### THE EXERCISE
Please retype the records below exactly, leaving out any pictures.
— START EXERCISE INPUT —
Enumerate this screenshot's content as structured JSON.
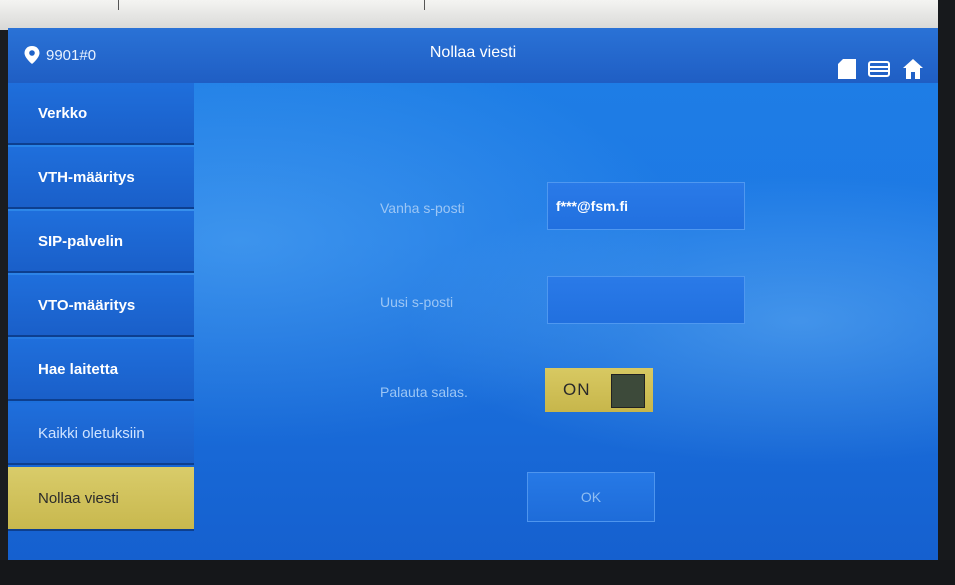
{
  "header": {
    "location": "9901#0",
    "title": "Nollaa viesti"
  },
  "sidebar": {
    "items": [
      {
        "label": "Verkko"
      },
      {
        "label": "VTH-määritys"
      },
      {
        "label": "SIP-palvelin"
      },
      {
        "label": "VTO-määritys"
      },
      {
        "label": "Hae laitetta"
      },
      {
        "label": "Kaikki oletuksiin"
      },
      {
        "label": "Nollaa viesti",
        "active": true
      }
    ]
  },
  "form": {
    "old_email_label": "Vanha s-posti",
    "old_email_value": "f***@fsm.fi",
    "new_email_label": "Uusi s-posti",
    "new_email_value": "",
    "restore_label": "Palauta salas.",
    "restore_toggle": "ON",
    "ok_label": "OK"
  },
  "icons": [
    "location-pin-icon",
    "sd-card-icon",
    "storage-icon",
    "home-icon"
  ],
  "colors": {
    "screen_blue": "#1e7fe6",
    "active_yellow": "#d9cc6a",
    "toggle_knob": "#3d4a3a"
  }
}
— END EXERCISE INPUT —
### ANSWER TO THIS TASK
Enumerate this screenshot's content as structured JSON.
{
  "header": {
    "location": "9901#0",
    "title": "Nollaa viesti"
  },
  "sidebar": {
    "items": [
      {
        "label": "Verkko"
      },
      {
        "label": "VTH-määritys"
      },
      {
        "label": "SIP-palvelin"
      },
      {
        "label": "VTO-määritys"
      },
      {
        "label": "Hae laitetta"
      },
      {
        "label": "Kaikki oletuksiin"
      },
      {
        "label": "Nollaa viesti",
        "active": true
      }
    ]
  },
  "form": {
    "old_email_label": "Vanha s-posti",
    "old_email_value": "f***@fsm.fi",
    "new_email_label": "Uusi s-posti",
    "new_email_value": "",
    "restore_label": "Palauta salas.",
    "restore_toggle": "ON",
    "ok_label": "OK"
  },
  "icons": [
    "location-pin-icon",
    "sd-card-icon",
    "storage-icon",
    "home-icon"
  ],
  "colors": {
    "screen_blue": "#1e7fe6",
    "active_yellow": "#d9cc6a",
    "toggle_knob": "#3d4a3a"
  }
}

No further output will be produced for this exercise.